Selon l'extrait de page, quelle est la cylindrée du moteur des voitures de Grand Prix qui courent les Richmond & Gordon Trophies ?

##### EXTRAIT DE PAGE

À l'aube du troisième jour sur place, j'ai l'impression de ne pas avoir tout découvert mais la pluie incessante me donne qu'une seule envie : me réfugier dans le Earl's Court Motorshow, là où, selon la publicité sur ses murs extérieurs, on découvre les voitures de demain aujourd'hui ! Habilement présenté dans un hangar recouvert d'une devanture imitant les théâtres américains de l'époque, les constructeurs y prennent leurs quartiers pour présenter anciennes et récentes, dans une mise en scène toujours plus soignée et ô combien qualitative. Le nouveau Meyers Manx 100% électrique y tient une place de choix autour des "Tiki beach", tandis que la laverie Mini est beaucoup trop belle pour ne pas s'y arrêter, avec des animations façon jeu télévisé des années 60. In-cro-yable !
Je profite ensuite d'une accalmie pour retrouver les paddocks où les voitures hommage à John Surtees sont stationnées. L'ambiance est ici aussi surréaliste, j'ai l'impression de me trouver dans un paddock des années 60 pendant des essais libres de la Scudera Ferrari, jusqu'à l'emplacement réservé à la Porsche 356 Carrera 2 d'un certain M. J.N. Surtees...
En piste, les Richmond & Gordon Trophies battent leur plein avec leurs voitures de Grand Prix à moteur 2,5l de 1952 à 1960, une catégorie que l'on peut notamment retrouver au Grand Prix de Monaco Historique, un événement qu'il nous reste à découvrir !
"Ma" Settrington Cup revient avec sa ligne de départ ultra colorée et sa dose d'insouciance enfantine. Quelle idée fantastique qui rassemble tout le monde le long de la ligne droite des stands, dans des applaudissements et encouragements sans failles !

##########
##### BLOC DE DONNÉES

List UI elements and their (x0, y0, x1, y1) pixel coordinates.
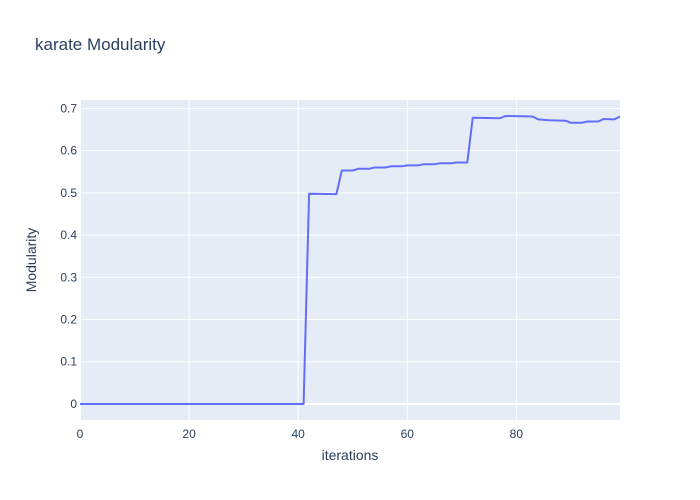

##########

### CORRIGÉ
Leur moteur fait 2,5 litres.